* Task objective:
Extract each line bearing the word "hold".

----- Extracted records

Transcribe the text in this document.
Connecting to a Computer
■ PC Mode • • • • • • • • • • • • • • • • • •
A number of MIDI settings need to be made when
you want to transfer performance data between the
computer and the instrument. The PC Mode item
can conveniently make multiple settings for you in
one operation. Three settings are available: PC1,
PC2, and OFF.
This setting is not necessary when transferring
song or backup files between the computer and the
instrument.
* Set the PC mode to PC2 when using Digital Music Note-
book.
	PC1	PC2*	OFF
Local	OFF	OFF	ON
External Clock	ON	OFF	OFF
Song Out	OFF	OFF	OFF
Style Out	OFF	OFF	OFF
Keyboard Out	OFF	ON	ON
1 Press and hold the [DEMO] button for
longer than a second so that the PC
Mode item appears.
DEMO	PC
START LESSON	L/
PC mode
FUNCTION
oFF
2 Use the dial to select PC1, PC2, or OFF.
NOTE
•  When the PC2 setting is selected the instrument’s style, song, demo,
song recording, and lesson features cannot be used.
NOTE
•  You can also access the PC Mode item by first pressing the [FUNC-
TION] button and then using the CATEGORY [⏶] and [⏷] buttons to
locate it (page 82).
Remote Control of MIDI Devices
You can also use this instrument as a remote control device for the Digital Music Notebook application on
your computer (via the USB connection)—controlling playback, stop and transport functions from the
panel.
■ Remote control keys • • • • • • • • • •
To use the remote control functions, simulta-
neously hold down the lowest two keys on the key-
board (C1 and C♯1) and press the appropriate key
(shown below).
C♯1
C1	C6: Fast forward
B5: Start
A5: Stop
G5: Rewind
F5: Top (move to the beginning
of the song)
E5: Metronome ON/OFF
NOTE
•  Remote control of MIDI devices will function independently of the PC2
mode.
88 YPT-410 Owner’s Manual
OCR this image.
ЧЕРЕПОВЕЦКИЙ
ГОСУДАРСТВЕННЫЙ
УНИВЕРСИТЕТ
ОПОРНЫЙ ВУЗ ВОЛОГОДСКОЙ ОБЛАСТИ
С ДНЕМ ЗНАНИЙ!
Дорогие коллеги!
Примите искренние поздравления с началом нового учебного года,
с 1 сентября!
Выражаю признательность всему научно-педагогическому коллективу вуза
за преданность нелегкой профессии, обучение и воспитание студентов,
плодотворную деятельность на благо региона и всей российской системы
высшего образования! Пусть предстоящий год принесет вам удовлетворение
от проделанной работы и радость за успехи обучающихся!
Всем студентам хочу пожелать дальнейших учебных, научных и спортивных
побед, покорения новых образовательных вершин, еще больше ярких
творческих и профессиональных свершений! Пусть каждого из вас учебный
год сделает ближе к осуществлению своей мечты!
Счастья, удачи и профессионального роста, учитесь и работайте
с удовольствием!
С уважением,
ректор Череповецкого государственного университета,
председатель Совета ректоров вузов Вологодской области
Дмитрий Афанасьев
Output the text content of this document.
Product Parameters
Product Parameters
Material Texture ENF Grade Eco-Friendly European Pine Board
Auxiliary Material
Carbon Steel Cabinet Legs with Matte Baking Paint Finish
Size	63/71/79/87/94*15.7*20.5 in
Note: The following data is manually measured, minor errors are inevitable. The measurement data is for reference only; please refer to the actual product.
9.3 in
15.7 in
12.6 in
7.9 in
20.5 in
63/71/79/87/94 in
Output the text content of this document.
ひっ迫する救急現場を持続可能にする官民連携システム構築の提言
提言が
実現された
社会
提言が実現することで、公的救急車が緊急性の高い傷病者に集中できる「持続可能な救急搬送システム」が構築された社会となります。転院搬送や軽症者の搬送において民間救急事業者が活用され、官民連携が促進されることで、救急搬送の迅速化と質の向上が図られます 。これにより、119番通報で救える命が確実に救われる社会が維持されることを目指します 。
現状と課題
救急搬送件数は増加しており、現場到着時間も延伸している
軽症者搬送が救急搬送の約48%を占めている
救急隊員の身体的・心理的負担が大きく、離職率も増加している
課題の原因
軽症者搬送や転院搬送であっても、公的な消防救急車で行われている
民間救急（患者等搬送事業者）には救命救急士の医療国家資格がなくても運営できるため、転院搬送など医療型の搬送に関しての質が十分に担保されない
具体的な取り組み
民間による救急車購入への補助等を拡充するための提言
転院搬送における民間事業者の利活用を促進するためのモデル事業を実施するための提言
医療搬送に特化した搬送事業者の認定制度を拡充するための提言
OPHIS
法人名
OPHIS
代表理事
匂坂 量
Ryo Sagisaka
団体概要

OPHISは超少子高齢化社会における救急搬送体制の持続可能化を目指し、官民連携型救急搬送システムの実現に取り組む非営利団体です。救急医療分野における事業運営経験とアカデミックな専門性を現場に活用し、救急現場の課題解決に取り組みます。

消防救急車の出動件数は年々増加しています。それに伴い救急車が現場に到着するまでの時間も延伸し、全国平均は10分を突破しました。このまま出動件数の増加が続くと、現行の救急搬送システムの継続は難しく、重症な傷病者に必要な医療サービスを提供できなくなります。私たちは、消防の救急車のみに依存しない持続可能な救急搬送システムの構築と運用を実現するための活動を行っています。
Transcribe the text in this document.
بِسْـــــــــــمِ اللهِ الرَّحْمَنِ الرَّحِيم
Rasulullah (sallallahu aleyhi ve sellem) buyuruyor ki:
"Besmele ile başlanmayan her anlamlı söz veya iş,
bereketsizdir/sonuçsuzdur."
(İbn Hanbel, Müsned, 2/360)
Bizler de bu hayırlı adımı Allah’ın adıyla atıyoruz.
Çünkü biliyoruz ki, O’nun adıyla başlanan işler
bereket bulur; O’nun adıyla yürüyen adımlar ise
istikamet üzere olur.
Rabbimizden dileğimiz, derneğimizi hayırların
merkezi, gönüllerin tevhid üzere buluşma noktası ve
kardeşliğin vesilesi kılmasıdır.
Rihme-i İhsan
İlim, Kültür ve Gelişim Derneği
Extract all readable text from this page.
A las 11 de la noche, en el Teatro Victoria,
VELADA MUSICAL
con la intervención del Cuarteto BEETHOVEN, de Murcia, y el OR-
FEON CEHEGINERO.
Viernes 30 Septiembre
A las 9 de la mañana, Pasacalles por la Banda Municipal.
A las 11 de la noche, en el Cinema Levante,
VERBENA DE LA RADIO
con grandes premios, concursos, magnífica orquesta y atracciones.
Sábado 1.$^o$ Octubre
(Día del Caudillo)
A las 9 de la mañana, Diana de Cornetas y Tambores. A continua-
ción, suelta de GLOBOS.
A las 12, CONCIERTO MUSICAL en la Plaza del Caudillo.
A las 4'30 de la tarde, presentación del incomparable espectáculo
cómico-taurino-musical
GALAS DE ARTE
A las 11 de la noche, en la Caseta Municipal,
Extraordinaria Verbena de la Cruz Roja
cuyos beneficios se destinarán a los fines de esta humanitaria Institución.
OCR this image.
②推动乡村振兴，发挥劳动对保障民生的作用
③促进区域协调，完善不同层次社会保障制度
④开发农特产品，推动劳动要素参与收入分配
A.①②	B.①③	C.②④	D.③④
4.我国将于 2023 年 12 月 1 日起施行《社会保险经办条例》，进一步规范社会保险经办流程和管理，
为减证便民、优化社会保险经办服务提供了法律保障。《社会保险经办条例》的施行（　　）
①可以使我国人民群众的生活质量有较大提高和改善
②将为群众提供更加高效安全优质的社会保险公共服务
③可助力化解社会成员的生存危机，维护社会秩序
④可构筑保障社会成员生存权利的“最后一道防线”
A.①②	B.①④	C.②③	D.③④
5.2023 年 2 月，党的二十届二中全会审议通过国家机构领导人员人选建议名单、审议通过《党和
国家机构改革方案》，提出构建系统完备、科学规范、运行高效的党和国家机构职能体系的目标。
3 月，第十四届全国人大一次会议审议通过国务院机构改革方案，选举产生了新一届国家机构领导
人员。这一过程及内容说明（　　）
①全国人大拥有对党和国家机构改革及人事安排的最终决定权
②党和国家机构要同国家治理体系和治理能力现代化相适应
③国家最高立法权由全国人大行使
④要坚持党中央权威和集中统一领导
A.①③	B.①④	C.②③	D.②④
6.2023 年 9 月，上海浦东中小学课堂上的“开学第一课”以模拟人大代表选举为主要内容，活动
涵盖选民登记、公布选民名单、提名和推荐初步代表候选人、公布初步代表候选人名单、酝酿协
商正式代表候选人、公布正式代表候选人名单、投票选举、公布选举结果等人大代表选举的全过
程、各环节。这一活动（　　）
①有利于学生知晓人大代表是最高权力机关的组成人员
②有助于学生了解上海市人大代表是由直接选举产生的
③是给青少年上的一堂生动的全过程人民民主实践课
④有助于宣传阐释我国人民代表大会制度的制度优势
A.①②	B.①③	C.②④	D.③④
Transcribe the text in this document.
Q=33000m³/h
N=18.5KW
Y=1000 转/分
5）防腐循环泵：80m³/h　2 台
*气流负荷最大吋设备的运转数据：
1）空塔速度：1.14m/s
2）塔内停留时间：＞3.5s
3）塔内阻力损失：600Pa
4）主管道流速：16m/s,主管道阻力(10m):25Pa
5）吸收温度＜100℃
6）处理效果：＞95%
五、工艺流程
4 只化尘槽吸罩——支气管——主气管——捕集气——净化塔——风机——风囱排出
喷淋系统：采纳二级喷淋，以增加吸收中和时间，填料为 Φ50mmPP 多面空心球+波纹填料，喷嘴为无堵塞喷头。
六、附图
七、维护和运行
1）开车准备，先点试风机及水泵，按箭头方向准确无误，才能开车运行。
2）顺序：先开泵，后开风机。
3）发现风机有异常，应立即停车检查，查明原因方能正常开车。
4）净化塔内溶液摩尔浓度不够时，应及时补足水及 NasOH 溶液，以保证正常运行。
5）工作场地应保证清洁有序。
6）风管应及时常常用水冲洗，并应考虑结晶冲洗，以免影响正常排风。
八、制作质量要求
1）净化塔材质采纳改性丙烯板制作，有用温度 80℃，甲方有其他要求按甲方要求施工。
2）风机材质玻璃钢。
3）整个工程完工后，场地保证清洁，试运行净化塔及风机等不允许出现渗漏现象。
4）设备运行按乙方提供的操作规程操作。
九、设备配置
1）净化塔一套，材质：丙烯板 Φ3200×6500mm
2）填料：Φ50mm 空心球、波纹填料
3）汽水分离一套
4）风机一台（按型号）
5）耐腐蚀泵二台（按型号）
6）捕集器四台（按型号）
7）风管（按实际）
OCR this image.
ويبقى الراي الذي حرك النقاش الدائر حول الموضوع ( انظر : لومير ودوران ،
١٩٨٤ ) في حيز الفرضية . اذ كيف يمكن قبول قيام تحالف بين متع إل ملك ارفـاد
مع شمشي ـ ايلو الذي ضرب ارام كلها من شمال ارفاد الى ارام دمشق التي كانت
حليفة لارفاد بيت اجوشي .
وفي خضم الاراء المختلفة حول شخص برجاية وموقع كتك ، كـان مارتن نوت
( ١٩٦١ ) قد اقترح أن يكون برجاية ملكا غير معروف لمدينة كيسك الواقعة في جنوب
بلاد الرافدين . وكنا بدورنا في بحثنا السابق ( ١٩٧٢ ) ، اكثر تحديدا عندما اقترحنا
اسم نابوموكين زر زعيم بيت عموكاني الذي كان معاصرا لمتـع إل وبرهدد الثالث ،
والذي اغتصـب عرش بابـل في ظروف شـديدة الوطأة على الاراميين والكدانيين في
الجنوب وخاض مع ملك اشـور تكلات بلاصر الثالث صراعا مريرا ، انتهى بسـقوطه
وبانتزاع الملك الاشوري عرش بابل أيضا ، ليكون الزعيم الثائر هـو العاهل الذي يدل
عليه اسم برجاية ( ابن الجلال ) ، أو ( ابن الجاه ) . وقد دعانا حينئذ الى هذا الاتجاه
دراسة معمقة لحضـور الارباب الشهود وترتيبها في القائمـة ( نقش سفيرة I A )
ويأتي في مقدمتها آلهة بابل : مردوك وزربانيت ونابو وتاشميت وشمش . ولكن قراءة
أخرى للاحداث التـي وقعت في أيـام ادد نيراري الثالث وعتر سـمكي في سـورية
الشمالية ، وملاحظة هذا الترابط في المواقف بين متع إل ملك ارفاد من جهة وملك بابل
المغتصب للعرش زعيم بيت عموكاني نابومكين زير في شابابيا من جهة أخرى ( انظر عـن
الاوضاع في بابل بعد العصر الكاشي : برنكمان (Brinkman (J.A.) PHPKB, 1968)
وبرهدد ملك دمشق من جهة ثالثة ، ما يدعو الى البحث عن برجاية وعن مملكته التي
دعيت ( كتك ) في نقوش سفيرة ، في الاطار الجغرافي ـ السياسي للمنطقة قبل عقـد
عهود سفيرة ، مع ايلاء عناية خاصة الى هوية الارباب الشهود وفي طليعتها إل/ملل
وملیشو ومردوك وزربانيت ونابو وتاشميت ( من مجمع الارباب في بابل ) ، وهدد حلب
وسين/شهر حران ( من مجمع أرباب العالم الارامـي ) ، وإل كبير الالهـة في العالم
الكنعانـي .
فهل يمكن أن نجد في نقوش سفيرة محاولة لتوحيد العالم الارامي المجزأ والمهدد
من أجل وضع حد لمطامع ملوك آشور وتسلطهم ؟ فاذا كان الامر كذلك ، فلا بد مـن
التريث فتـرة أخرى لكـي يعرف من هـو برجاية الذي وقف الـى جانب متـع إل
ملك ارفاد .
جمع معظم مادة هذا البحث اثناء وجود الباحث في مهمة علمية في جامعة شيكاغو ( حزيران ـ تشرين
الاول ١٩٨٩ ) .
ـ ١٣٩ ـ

----------

* Answer to this problem:
1 Press and hold the [DEMO] button for
neously hold down the lowest two keys on the key-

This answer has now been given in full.